Collected data
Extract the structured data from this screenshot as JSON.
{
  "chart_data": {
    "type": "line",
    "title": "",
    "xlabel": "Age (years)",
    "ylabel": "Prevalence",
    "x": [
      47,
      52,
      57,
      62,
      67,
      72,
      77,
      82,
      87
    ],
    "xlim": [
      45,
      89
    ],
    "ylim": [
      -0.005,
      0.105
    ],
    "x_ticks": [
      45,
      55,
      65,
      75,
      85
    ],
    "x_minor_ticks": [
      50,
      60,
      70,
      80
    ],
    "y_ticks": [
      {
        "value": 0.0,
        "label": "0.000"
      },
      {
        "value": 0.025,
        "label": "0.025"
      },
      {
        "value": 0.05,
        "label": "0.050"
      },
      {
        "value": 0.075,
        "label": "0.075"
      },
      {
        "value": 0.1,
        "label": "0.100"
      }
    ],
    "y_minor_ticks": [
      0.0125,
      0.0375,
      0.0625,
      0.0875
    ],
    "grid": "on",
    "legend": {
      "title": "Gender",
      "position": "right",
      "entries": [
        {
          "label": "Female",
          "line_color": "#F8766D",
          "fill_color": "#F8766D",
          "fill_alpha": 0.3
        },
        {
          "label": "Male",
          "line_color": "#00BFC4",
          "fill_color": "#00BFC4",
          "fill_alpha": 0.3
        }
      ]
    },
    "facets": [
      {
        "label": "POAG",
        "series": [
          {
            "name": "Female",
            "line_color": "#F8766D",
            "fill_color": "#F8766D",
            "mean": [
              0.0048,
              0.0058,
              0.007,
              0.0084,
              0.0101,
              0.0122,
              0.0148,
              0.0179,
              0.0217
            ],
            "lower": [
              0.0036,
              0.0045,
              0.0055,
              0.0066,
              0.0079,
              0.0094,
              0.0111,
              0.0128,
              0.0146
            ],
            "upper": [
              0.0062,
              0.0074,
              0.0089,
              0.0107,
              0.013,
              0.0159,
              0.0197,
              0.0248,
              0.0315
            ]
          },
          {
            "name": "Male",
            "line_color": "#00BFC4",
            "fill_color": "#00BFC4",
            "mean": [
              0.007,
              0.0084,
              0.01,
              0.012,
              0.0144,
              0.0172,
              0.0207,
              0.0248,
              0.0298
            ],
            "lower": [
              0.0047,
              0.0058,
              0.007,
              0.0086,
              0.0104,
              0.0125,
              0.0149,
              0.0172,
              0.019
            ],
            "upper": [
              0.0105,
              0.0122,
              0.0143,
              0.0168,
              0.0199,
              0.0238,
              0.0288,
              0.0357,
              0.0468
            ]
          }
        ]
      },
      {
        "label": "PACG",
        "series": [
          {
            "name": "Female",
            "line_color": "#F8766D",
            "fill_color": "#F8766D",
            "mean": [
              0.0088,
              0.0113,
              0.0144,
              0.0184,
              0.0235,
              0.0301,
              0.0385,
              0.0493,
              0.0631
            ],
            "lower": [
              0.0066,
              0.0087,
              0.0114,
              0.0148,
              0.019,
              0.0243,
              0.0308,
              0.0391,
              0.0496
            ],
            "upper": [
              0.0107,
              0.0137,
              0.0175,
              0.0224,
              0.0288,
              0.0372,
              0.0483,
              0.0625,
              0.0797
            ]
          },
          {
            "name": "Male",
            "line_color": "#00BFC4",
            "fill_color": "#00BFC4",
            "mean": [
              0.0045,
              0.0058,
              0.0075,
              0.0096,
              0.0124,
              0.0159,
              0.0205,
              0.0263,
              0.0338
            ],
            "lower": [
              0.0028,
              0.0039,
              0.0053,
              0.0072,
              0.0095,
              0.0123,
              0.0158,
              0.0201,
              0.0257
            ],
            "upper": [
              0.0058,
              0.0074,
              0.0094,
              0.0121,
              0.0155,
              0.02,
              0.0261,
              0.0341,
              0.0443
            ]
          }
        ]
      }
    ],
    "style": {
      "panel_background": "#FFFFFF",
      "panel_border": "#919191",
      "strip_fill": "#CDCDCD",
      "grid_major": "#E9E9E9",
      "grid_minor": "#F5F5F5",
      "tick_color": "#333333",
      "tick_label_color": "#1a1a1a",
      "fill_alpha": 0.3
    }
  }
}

### Request
Quote every line of the data, word for word.

### The output
Extract the structured data from this screenshot as JSON.
{
  "chart_data": {
    "type": "line",
    "title": "",
    "xlabel": "Age (years)",
    "ylabel": "Prevalence",
    "x": [
      47,
      52,
      57,
      62,
      67,
      72,
      77,
      82,
      87
    ],
    "xlim": [
      45,
      89
    ],
    "ylim": [
      -0.005,
      0.105
    ],
    "x_ticks": [
      45,
      55,
      65,
      75,
      85
    ],
    "x_minor_ticks": [
      50,
      60,
      70,
      80
    ],
    "y_ticks": [
      {
        "value": 0.0,
        "label": "0.000"
      },
      {
        "value": 0.025,
        "label": "0.025"
      },
      {
        "value": 0.05,
        "label": "0.050"
      },
      {
        "value": 0.075,
        "label": "0.075"
      },
      {
        "value": 0.1,
        "label": "0.100"
      }
    ],
    "y_minor_ticks": [
      0.0125,
      0.0375,
      0.0625,
      0.0875
    ],
    "grid": "on",
    "legend": {
      "title": "Gender",
      "position": "right",
      "entries": [
        {
          "label": "Female",
          "line_color": "#F8766D",
          "fill_color": "#F8766D",
          "fill_alpha": 0.3
        },
        {
          "label": "Male",
          "line_color": "#00BFC4",
          "fill_color": "#00BFC4",
          "fill_alpha": 0.3
        }
      ]
    },
    "facets": [
      {
        "label": "POAG",
        "series": [
          {
            "name": "Female",
            "line_color": "#F8766D",
            "fill_color": "#F8766D",
            "mean": [
              0.0048,
              0.0058,
              0.007,
              0.0084,
              0.0101,
              0.0122,
              0.0148,
              0.0179,
              0.0217
            ],
            "lower": [
              0.0036,
              0.0045,
              0.0055,
              0.0066,
              0.0079,
              0.0094,
              0.0111,
              0.0128,
              0.0146
            ],
            "upper": [
              0.0062,
              0.0074,
              0.0089,
              0.0107,
              0.013,
              0.0159,
              0.0197,
              0.0248,
              0.0315
            ]
          },
          {
            "name": "Male",
            "line_color": "#00BFC4",
            "fill_color": "#00BFC4",
            "mean": [
              0.007,
              0.0084,
              0.01,
              0.012,
              0.0144,
              0.0172,
              0.0207,
              0.0248,
              0.0298
            ],
            "lower": [
              0.0047,
              0.0058,
              0.007,
              0.0086,
              0.0104,
              0.0125,
              0.0149,
              0.0172,
              0.019
            ],
            "upper": [
              0.0105,
              0.0122,
              0.0143,
              0.0168,
              0.0199,
              0.0238,
              0.0288,
              0.0357,
              0.0468
            ]
          }
        ]
      },
      {
        "label": "PACG",
        "series": [
          {
            "name": "Female",
            "line_color": "#F8766D",
            "fill_color": "#F8766D",
            "mean": [
              0.0088,
              0.0113,
              0.0144,
              0.0184,
              0.0235,
              0.0301,
              0.0385,
              0.0493,
              0.0631
            ],
            "lower": [
              0.0066,
              0.0087,
              0.0114,
              0.0148,
              0.019,
              0.0243,
              0.0308,
              0.0391,
              0.0496
            ],
            "upper": [
              0.0107,
              0.0137,
              0.0175,
              0.0224,
              0.0288,
              0.0372,
              0.0483,
              0.0625,
              0.0797
            ]
          },
          {
            "name": "Male",
            "line_color": "#00BFC4",
            "fill_color": "#00BFC4",
            "mean": [
              0.0045,
              0.0058,
              0.0075,
              0.0096,
              0.0124,
              0.0159,
              0.0205,
              0.0263,
              0.0338
            ],
            "lower": [
              0.0028,
              0.0039,
              0.0053,
              0.0072,
              0.0095,
              0.0123,
              0.0158,
              0.0201,
              0.0257
            ],
            "upper": [
              0.0058,
              0.0074,
              0.0094,
              0.0121,
              0.0155,
              0.02,
              0.0261,
              0.0341,
              0.0443
            ]
          }
        ]
      }
    ],
    "style": {
      "panel_background": "#FFFFFF",
      "panel_border": "#919191",
      "strip_fill": "#CDCDCD",
      "grid_major": "#E9E9E9",
      "grid_minor": "#F5F5F5",
      "tick_color": "#333333",
      "tick_label_color": "#1a1a1a",
      "fill_alpha": 0.3
    }
  }
}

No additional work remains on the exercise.